§ ENTRIES SHOWN:

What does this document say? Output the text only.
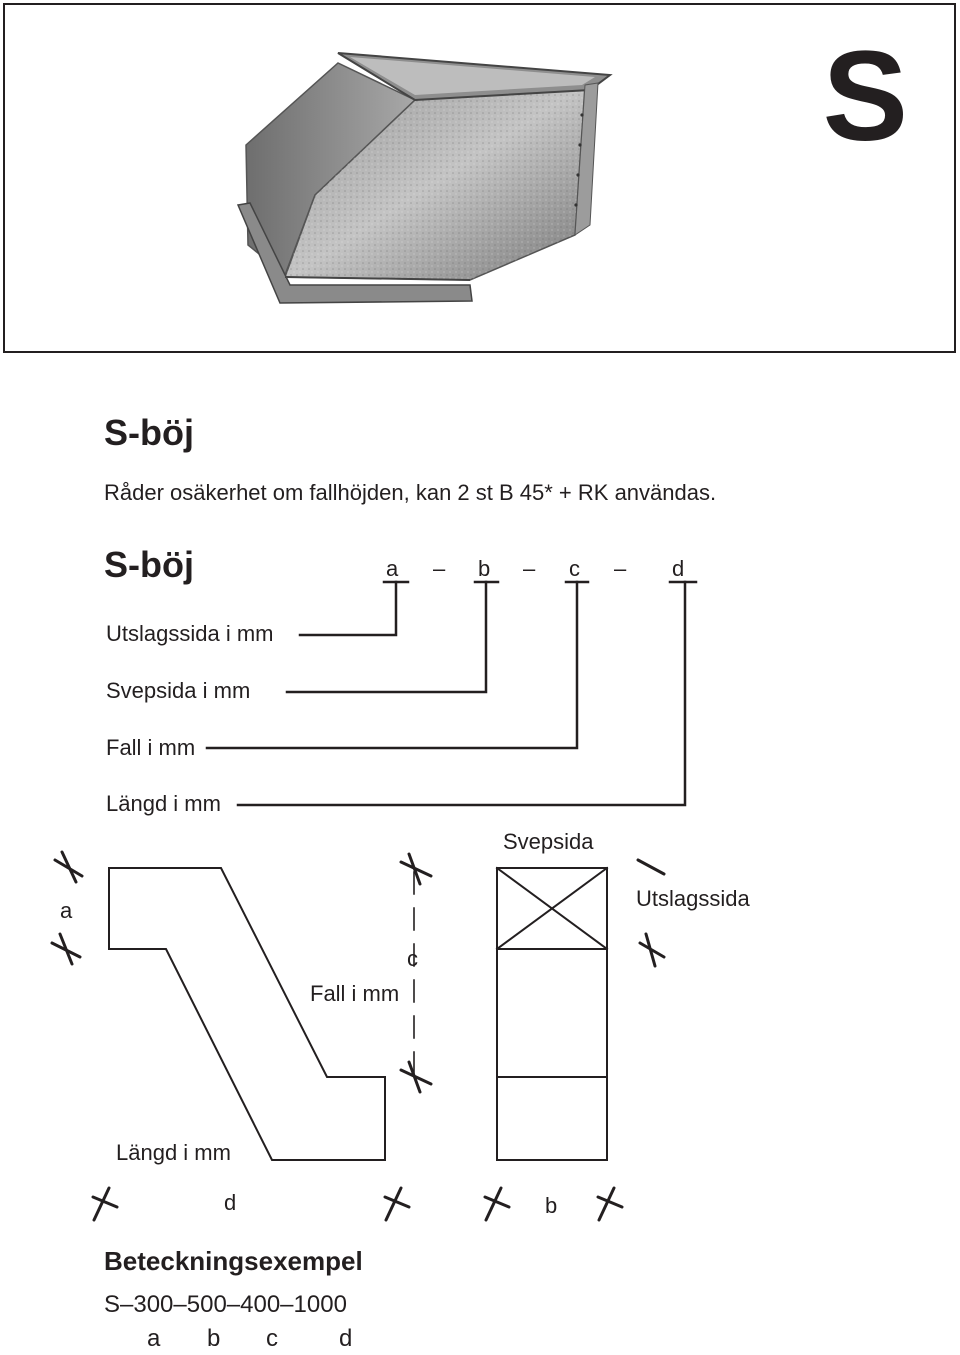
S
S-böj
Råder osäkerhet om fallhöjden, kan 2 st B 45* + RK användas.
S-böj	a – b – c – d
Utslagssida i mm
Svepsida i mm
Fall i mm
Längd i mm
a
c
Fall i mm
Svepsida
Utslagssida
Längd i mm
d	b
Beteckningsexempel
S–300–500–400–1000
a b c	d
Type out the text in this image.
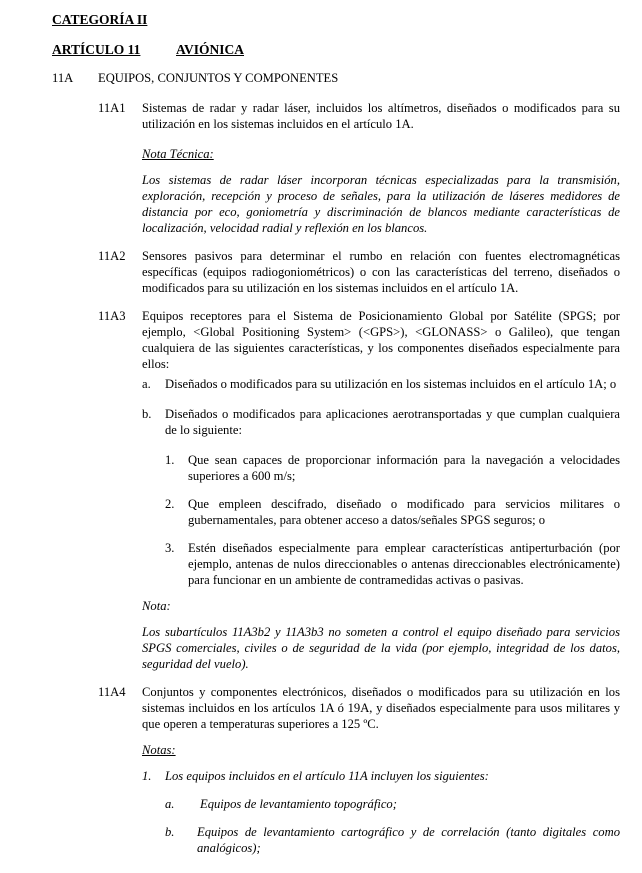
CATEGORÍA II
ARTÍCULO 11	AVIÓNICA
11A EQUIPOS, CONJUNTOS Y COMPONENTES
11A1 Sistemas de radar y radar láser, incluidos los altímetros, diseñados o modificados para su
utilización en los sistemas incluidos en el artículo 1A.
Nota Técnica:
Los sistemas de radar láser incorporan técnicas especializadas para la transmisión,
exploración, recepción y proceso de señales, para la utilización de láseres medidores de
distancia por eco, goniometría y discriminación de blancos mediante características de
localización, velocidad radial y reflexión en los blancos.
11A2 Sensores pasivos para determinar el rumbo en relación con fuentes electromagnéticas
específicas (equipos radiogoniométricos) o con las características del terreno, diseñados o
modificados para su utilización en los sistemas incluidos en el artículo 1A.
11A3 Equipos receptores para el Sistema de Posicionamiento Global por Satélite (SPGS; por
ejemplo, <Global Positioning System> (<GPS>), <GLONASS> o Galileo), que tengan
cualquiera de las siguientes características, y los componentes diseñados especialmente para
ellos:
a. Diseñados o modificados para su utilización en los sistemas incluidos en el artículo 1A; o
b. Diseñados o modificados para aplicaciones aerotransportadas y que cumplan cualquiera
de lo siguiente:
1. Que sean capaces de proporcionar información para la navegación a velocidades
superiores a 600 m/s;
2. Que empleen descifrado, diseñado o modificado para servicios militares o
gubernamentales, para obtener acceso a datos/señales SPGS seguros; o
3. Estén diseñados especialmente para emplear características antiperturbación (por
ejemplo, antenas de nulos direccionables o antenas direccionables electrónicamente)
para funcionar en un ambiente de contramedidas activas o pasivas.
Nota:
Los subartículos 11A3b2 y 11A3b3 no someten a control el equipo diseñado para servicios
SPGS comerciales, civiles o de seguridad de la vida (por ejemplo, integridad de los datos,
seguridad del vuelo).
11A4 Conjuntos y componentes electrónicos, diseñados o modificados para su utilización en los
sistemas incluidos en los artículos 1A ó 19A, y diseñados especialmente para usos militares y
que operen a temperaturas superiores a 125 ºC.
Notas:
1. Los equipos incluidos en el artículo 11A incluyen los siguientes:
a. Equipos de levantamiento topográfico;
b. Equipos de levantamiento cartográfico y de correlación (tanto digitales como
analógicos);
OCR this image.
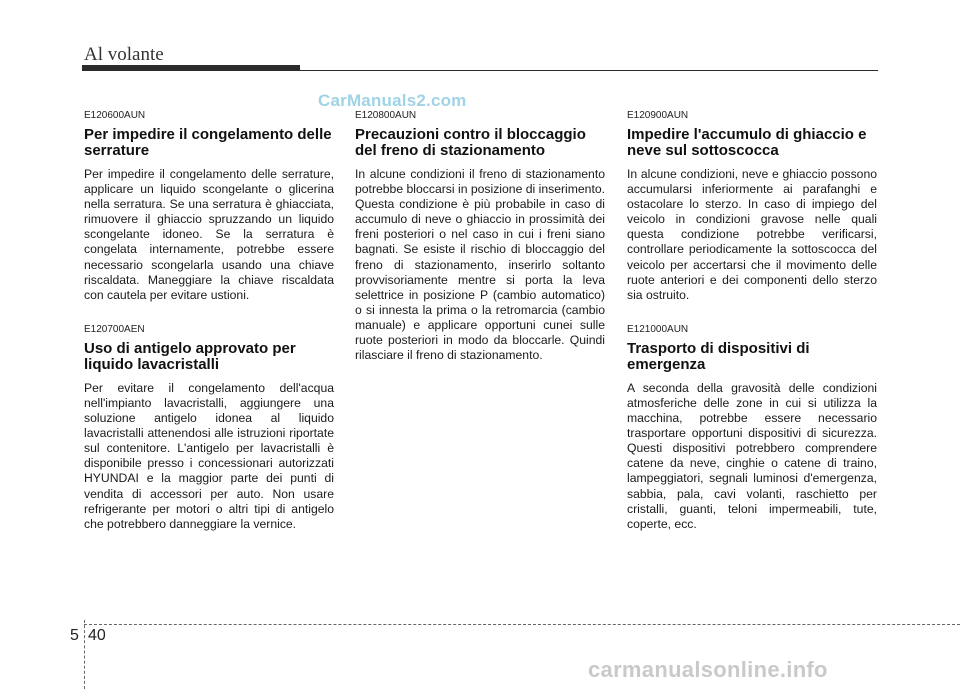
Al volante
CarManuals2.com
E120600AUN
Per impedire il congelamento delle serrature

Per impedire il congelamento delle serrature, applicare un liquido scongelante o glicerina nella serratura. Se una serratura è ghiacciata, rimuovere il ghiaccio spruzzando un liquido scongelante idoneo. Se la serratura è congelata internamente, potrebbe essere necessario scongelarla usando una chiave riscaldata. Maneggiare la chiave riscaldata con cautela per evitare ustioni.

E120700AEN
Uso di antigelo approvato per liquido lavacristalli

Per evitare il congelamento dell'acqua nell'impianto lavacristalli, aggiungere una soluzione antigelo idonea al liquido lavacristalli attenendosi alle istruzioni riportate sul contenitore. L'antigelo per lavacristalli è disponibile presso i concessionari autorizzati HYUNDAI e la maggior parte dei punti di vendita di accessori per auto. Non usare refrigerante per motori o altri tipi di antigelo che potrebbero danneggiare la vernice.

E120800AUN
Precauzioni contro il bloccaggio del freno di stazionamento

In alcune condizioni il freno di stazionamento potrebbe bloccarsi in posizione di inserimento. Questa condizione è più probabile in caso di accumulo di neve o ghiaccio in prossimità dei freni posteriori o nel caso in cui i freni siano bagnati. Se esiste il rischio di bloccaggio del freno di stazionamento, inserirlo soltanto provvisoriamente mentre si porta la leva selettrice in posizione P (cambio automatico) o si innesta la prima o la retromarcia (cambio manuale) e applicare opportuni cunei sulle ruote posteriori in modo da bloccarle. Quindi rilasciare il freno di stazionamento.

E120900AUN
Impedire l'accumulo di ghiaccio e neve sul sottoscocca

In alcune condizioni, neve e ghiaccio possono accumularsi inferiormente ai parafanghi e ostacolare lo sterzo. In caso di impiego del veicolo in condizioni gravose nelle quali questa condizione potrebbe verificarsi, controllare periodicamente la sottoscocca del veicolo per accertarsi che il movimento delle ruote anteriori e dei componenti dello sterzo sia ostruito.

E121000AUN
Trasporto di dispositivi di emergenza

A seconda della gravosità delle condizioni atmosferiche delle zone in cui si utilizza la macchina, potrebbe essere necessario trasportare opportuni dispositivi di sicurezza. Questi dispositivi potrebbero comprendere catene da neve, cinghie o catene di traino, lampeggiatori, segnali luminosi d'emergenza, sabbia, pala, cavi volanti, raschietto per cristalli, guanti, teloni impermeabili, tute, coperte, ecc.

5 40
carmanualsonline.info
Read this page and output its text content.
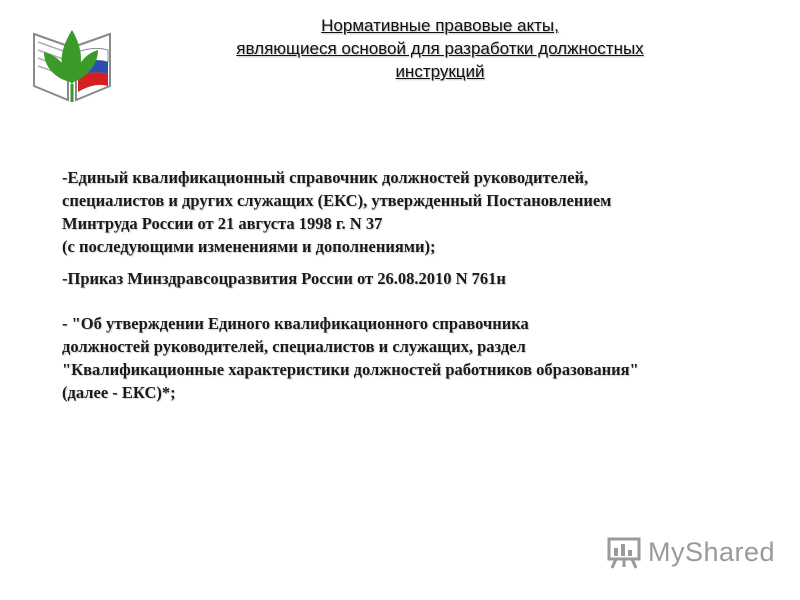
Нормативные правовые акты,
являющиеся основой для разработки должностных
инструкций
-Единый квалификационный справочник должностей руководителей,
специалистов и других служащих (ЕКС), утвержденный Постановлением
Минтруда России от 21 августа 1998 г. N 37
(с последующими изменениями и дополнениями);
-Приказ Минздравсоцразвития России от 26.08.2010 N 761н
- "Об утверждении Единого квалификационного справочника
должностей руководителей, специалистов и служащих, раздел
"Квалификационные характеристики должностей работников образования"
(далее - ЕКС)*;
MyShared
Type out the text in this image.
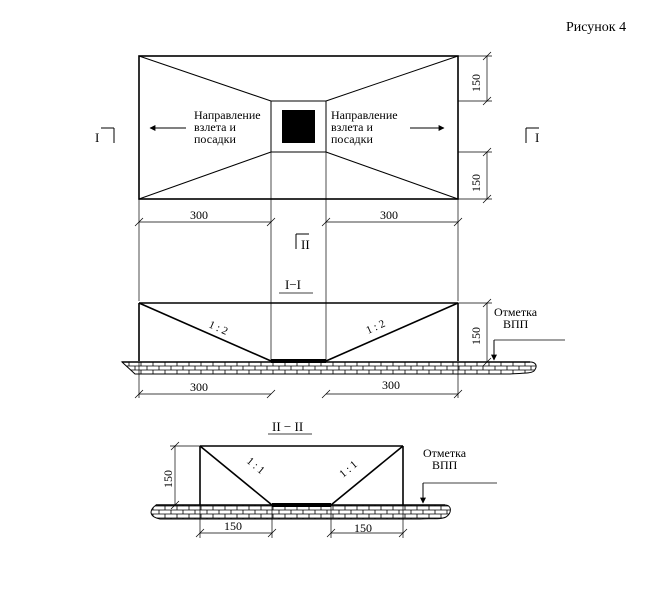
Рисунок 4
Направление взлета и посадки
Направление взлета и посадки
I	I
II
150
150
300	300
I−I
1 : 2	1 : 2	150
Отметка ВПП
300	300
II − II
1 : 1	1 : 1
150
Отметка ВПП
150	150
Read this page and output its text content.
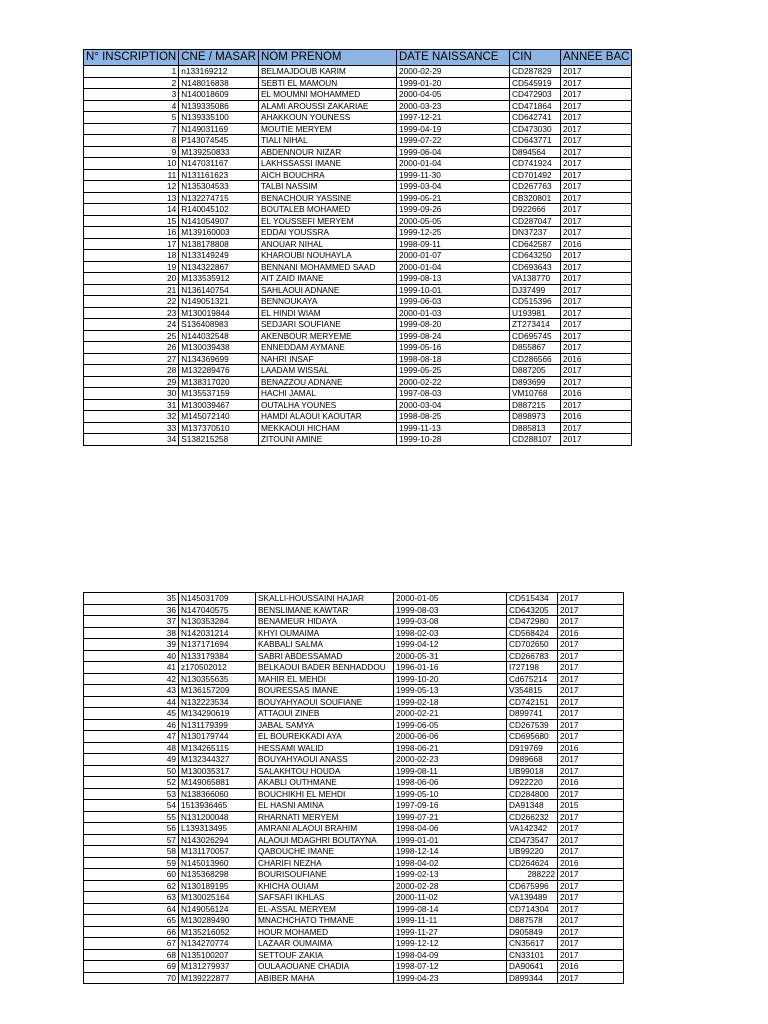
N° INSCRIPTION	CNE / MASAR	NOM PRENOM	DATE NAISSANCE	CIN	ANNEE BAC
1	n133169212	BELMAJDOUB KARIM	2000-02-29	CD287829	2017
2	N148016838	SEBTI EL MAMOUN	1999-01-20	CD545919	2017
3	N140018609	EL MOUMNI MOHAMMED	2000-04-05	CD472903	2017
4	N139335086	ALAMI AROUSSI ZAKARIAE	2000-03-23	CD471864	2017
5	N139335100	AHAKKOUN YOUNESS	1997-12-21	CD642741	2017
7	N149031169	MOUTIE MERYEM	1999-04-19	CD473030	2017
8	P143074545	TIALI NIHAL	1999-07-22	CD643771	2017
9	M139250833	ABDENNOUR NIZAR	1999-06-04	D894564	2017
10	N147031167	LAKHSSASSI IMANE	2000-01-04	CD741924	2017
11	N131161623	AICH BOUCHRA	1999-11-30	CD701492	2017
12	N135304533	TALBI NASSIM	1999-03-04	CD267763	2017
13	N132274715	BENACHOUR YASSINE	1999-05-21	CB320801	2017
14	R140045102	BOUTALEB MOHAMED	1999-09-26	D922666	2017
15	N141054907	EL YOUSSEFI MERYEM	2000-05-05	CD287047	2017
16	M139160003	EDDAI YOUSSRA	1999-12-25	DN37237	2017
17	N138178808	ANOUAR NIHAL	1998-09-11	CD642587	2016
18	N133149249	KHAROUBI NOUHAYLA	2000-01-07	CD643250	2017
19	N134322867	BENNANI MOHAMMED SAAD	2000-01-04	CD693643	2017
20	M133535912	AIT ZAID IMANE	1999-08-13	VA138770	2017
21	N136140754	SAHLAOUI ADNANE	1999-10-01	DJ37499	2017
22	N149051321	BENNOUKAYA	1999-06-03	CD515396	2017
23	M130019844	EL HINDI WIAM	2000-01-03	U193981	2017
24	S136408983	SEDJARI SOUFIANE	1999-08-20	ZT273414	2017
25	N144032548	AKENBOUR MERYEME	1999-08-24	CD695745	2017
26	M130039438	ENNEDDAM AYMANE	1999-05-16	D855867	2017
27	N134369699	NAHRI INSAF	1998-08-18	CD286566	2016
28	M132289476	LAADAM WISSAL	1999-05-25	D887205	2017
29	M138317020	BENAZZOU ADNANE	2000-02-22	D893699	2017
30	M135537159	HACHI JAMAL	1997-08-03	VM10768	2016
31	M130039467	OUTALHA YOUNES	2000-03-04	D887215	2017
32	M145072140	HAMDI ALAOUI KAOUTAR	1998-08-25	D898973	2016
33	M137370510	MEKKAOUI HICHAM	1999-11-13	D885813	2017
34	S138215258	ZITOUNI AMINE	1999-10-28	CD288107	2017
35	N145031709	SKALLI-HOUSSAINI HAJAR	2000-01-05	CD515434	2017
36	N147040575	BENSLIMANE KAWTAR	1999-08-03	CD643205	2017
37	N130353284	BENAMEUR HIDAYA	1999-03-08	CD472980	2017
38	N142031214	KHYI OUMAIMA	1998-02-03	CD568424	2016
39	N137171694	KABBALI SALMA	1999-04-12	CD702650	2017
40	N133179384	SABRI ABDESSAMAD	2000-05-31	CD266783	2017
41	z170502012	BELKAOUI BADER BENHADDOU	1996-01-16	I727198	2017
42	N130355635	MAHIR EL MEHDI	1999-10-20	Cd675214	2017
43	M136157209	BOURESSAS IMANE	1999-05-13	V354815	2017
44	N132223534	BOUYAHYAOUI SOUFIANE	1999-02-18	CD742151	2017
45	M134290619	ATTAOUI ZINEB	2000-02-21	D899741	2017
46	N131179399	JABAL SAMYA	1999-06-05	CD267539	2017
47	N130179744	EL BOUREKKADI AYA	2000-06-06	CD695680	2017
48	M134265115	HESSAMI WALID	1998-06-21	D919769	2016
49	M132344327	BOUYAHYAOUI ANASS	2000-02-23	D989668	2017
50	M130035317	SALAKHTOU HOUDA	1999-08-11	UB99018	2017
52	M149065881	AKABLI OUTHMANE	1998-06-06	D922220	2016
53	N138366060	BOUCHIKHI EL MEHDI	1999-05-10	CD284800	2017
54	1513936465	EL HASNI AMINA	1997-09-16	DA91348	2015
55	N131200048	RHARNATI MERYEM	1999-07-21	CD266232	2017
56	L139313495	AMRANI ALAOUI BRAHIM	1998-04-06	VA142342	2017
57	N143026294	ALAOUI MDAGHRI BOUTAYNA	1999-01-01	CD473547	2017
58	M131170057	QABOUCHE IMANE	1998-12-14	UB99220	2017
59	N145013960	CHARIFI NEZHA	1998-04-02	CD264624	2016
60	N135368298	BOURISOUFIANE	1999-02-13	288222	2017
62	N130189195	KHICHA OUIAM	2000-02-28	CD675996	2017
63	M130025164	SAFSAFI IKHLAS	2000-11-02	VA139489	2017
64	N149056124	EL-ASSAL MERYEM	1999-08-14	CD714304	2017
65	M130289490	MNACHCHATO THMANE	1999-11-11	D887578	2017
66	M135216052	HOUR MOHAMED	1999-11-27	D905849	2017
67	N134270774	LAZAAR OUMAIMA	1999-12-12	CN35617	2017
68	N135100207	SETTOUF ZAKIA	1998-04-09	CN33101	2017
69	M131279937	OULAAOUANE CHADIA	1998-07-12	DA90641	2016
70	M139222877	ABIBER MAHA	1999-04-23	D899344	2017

§ DIRECTIONS FOR THIS TASK: Using the records above, copy every line that has the word "stazionamento" in it.

§ TASK RESULT:
Precauzioni contro il bloccaggio del freno di stazionamento
In alcune condizioni il freno di stazionamento potrebbe bloccarsi in posizione di inserimento. Questa condizione è più probabile in caso di accumulo di neve o ghiaccio in prossimità dei freni posteriori o nel caso in cui i freni siano bagnati. Se esiste il rischio di bloccaggio del freno di stazionamento, inserirlo soltanto provvisoriamente mentre si porta la leva selettrice in posizione P (cambio automatico) o si innesta la prima o la retromarcia (cambio manuale) e applicare opportuni cunei sulle ruote posteriori in modo da bloccarle. Quindi rilasciare il freno di stazionamento.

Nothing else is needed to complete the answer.